● DATA LISTING:
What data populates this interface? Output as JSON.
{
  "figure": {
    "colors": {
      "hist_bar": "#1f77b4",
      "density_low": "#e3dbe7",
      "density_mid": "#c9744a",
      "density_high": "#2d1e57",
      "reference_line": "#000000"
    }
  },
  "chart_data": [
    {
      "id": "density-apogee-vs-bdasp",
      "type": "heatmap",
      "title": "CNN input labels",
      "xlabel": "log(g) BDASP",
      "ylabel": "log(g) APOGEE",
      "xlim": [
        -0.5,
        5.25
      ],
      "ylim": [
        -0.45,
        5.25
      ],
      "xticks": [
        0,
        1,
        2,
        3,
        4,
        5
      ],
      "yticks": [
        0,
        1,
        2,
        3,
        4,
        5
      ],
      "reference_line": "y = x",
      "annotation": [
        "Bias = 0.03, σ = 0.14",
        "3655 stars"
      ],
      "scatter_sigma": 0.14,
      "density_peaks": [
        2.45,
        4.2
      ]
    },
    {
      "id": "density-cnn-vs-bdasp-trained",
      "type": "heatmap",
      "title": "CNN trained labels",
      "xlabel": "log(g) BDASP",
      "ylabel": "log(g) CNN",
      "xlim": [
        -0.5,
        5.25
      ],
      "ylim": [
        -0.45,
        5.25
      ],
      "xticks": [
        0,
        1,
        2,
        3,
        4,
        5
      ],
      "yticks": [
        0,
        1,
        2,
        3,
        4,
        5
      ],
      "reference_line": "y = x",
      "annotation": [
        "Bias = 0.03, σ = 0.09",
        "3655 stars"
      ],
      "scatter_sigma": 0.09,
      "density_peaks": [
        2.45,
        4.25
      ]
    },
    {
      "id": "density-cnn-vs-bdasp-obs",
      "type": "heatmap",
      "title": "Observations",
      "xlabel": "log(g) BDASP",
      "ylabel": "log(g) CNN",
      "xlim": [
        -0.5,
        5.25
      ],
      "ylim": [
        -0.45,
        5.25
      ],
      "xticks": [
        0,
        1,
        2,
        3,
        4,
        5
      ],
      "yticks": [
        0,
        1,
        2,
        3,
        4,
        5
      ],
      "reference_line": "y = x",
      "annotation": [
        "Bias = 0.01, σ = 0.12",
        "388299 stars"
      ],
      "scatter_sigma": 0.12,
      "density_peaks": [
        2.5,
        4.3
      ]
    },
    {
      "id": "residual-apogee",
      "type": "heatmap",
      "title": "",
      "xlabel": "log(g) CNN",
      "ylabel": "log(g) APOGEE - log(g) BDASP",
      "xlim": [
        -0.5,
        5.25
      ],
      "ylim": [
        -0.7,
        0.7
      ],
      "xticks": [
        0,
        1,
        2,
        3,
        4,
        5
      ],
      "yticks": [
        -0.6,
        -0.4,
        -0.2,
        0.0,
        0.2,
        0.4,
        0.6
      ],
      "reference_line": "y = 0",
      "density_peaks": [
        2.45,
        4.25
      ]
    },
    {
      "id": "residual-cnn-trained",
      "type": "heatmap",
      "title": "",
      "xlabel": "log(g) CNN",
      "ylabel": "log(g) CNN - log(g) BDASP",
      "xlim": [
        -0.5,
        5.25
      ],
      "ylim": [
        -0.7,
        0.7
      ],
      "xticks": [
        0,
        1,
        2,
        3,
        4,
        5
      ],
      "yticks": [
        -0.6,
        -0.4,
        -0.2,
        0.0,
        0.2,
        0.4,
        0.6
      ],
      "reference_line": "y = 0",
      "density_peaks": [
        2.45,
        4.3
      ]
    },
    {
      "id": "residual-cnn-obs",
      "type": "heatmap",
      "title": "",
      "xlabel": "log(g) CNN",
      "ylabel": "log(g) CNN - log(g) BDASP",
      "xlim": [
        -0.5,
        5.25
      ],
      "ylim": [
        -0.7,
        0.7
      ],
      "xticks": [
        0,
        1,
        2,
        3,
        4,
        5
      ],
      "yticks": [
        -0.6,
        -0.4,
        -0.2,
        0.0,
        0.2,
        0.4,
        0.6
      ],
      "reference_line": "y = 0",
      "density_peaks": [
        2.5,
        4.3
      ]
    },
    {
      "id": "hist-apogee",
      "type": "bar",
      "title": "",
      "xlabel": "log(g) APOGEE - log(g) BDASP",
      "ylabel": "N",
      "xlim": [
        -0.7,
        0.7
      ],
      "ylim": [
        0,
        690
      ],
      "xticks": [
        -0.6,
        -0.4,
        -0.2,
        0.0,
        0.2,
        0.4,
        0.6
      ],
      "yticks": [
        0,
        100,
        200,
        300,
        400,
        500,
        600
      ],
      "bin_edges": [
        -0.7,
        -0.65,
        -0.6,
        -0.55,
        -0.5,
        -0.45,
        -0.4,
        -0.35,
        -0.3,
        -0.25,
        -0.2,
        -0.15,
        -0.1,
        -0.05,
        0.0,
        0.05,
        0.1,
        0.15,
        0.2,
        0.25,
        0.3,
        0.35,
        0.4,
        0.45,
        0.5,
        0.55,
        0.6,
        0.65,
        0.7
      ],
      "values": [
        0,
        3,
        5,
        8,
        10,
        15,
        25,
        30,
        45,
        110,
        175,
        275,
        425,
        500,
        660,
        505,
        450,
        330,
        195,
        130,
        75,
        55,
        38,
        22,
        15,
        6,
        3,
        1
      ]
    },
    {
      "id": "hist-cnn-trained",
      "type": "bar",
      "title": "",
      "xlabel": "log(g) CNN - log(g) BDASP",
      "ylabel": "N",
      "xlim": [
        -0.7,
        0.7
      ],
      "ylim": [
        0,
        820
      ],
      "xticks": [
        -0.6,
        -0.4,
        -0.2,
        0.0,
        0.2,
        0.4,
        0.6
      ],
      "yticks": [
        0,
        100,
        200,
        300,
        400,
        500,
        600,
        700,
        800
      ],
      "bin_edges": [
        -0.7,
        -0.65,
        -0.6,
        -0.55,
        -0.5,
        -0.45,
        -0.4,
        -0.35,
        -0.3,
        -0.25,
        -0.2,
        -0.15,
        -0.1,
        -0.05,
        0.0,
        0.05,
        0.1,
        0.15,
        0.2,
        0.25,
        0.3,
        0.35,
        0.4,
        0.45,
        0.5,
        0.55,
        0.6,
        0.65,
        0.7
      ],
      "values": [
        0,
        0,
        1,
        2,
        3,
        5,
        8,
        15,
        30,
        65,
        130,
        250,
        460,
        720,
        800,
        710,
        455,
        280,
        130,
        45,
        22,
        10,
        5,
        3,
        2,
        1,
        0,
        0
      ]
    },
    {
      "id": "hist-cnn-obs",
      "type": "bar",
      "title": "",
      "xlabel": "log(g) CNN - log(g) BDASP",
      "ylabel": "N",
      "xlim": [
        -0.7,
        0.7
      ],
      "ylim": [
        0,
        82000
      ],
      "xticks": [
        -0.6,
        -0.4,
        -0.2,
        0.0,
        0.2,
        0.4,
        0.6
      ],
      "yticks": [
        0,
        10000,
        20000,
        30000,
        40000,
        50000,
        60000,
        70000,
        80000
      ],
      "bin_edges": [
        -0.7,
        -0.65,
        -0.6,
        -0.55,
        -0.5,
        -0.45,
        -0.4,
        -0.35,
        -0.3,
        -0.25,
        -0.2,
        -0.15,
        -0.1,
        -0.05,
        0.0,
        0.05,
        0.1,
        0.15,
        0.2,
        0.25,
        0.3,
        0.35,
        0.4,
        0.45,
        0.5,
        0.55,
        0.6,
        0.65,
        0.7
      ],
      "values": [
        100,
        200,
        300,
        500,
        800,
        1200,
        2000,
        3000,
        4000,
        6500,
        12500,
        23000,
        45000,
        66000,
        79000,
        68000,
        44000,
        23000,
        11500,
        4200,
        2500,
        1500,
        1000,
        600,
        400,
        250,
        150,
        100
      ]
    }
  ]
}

● GOAL: Write out all the lines again, exactly as they are.

● ANSWER TO THIS TASK:
What data populates this interface? Output as JSON.
{
  "figure": {
    "colors": {
      "hist_bar": "#1f77b4",
      "density_low": "#e3dbe7",
      "density_mid": "#c9744a",
      "density_high": "#2d1e57",
      "reference_line": "#000000"
    }
  },
  "chart_data": [
    {
      "id": "density-apogee-vs-bdasp",
      "type": "heatmap",
      "title": "CNN input labels",
      "xlabel": "log(g) BDASP",
      "ylabel": "log(g) APOGEE",
      "xlim": [
        -0.5,
        5.25
      ],
      "ylim": [
        -0.45,
        5.25
      ],
      "xticks": [
        0,
        1,
        2,
        3,
        4,
        5
      ],
      "yticks": [
        0,
        1,
        2,
        3,
        4,
        5
      ],
      "reference_line": "y = x",
      "annotation": [
        "Bias = 0.03, σ = 0.14",
        "3655 stars"
      ],
      "scatter_sigma": 0.14,
      "density_peaks": [
        2.45,
        4.2
      ]
    },
    {
      "id": "density-cnn-vs-bdasp-trained",
      "type": "heatmap",
      "title": "CNN trained labels",
      "xlabel": "log(g) BDASP",
      "ylabel": "log(g) CNN",
      "xlim": [
        -0.5,
        5.25
      ],
      "ylim": [
        -0.45,
        5.25
      ],
      "xticks": [
        0,
        1,
        2,
        3,
        4,
        5
      ],
      "yticks": [
        0,
        1,
        2,
        3,
        4,
        5
      ],
      "reference_line": "y = x",
      "annotation": [
        "Bias = 0.03, σ = 0.09",
        "3655 stars"
      ],
      "scatter_sigma": 0.09,
      "density_peaks": [
        2.45,
        4.25
      ]
    },
    {
      "id": "density-cnn-vs-bdasp-obs",
      "type": "heatmap",
      "title": "Observations",
      "xlabel": "log(g) BDASP",
      "ylabel": "log(g) CNN",
      "xlim": [
        -0.5,
        5.25
      ],
      "ylim": [
        -0.45,
        5.25
      ],
      "xticks": [
        0,
        1,
        2,
        3,
        4,
        5
      ],
      "yticks": [
        0,
        1,
        2,
        3,
        4,
        5
      ],
      "reference_line": "y = x",
      "annotation": [
        "Bias = 0.01, σ = 0.12",
        "388299 stars"
      ],
      "scatter_sigma": 0.12,
      "density_peaks": [
        2.5,
        4.3
      ]
    },
    {
      "id": "residual-apogee",
      "type": "heatmap",
      "title": "",
      "xlabel": "log(g) CNN",
      "ylabel": "log(g) APOGEE - log(g) BDASP",
      "xlim": [
        -0.5,
        5.25
      ],
      "ylim": [
        -0.7,
        0.7
      ],
      "xticks": [
        0,
        1,
        2,
        3,
        4,
        5
      ],
      "yticks": [
        -0.6,
        -0.4,
        -0.2,
        0.0,
        0.2,
        0.4,
        0.6
      ],
      "reference_line": "y = 0",
      "density_peaks": [
        2.45,
        4.25
      ]
    },
    {
      "id": "residual-cnn-trained",
      "type": "heatmap",
      "title": "",
      "xlabel": "log(g) CNN",
      "ylabel": "log(g) CNN - log(g) BDASP",
      "xlim": [
        -0.5,
        5.25
      ],
      "ylim": [
        -0.7,
        0.7
      ],
      "xticks": [
        0,
        1,
        2,
        3,
        4,
        5
      ],
      "yticks": [
        -0.6,
        -0.4,
        -0.2,
        0.0,
        0.2,
        0.4,
        0.6
      ],
      "reference_line": "y = 0",
      "density_peaks": [
        2.45,
        4.3
      ]
    },
    {
      "id": "residual-cnn-obs",
      "type": "heatmap",
      "title": "",
      "xlabel": "log(g) CNN",
      "ylabel": "log(g) CNN - log(g) BDASP",
      "xlim": [
        -0.5,
        5.25
      ],
      "ylim": [
        -0.7,
        0.7
      ],
      "xticks": [
        0,
        1,
        2,
        3,
        4,
        5
      ],
      "yticks": [
        -0.6,
        -0.4,
        -0.2,
        0.0,
        0.2,
        0.4,
        0.6
      ],
      "reference_line": "y = 0",
      "density_peaks": [
        2.5,
        4.3
      ]
    },
    {
      "id": "hist-apogee",
      "type": "bar",
      "title": "",
      "xlabel": "log(g) APOGEE - log(g) BDASP",
      "ylabel": "N",
      "xlim": [
        -0.7,
        0.7
      ],
      "ylim": [
        0,
        690
      ],
      "xticks": [
        -0.6,
        -0.4,
        -0.2,
        0.0,
        0.2,
        0.4,
        0.6
      ],
      "yticks": [
        0,
        100,
        200,
        300,
        400,
        500,
        600
      ],
      "bin_edges": [
        -0.7,
        -0.65,
        -0.6,
        -0.55,
        -0.5,
        -0.45,
        -0.4,
        -0.35,
        -0.3,
        -0.25,
        -0.2,
        -0.15,
        -0.1,
        -0.05,
        0.0,
        0.05,
        0.1,
        0.15,
        0.2,
        0.25,
        0.3,
        0.35,
        0.4,
        0.45,
        0.5,
        0.55,
        0.6,
        0.65,
        0.7
      ],
      "values": [
        0,
        3,
        5,
        8,
        10,
        15,
        25,
        30,
        45,
        110,
        175,
        275,
        425,
        500,
        660,
        505,
        450,
        330,
        195,
        130,
        75,
        55,
        38,
        22,
        15,
        6,
        3,
        1
      ]
    },
    {
      "id": "hist-cnn-trained",
      "type": "bar",
      "title": "",
      "xlabel": "log(g) CNN - log(g) BDASP",
      "ylabel": "N",
      "xlim": [
        -0.7,
        0.7
      ],
      "ylim": [
        0,
        820
      ],
      "xticks": [
        -0.6,
        -0.4,
        -0.2,
        0.0,
        0.2,
        0.4,
        0.6
      ],
      "yticks": [
        0,
        100,
        200,
        300,
        400,
        500,
        600,
        700,
        800
      ],
      "bin_edges": [
        -0.7,
        -0.65,
        -0.6,
        -0.55,
        -0.5,
        -0.45,
        -0.4,
        -0.35,
        -0.3,
        -0.25,
        -0.2,
        -0.15,
        -0.1,
        -0.05,
        0.0,
        0.05,
        0.1,
        0.15,
        0.2,
        0.25,
        0.3,
        0.35,
        0.4,
        0.45,
        0.5,
        0.55,
        0.6,
        0.65,
        0.7
      ],
      "values": [
        0,
        0,
        1,
        2,
        3,
        5,
        8,
        15,
        30,
        65,
        130,
        250,
        460,
        720,
        800,
        710,
        455,
        280,
        130,
        45,
        22,
        10,
        5,
        3,
        2,
        1,
        0,
        0
      ]
    },
    {
      "id": "hist-cnn-obs",
      "type": "bar",
      "title": "",
      "xlabel": "log(g) CNN - log(g) BDASP",
      "ylabel": "N",
      "xlim": [
        -0.7,
        0.7
      ],
      "ylim": [
        0,
        82000
      ],
      "xticks": [
        -0.6,
        -0.4,
        -0.2,
        0.0,
        0.2,
        0.4,
        0.6
      ],
      "yticks": [
        0,
        10000,
        20000,
        30000,
        40000,
        50000,
        60000,
        70000,
        80000
      ],
      "bin_edges": [
        -0.7,
        -0.65,
        -0.6,
        -0.55,
        -0.5,
        -0.45,
        -0.4,
        -0.35,
        -0.3,
        -0.25,
        -0.2,
        -0.15,
        -0.1,
        -0.05,
        0.0,
        0.05,
        0.1,
        0.15,
        0.2,
        0.25,
        0.3,
        0.35,
        0.4,
        0.45,
        0.5,
        0.55,
        0.6,
        0.65,
        0.7
      ],
      "values": [
        100,
        200,
        300,
        500,
        800,
        1200,
        2000,
        3000,
        4000,
        6500,
        12500,
        23000,
        45000,
        66000,
        79000,
        68000,
        44000,
        23000,
        11500,
        4200,
        2500,
        1500,
        1000,
        600,
        400,
        250,
        150,
        100
      ]
    }
  ]
}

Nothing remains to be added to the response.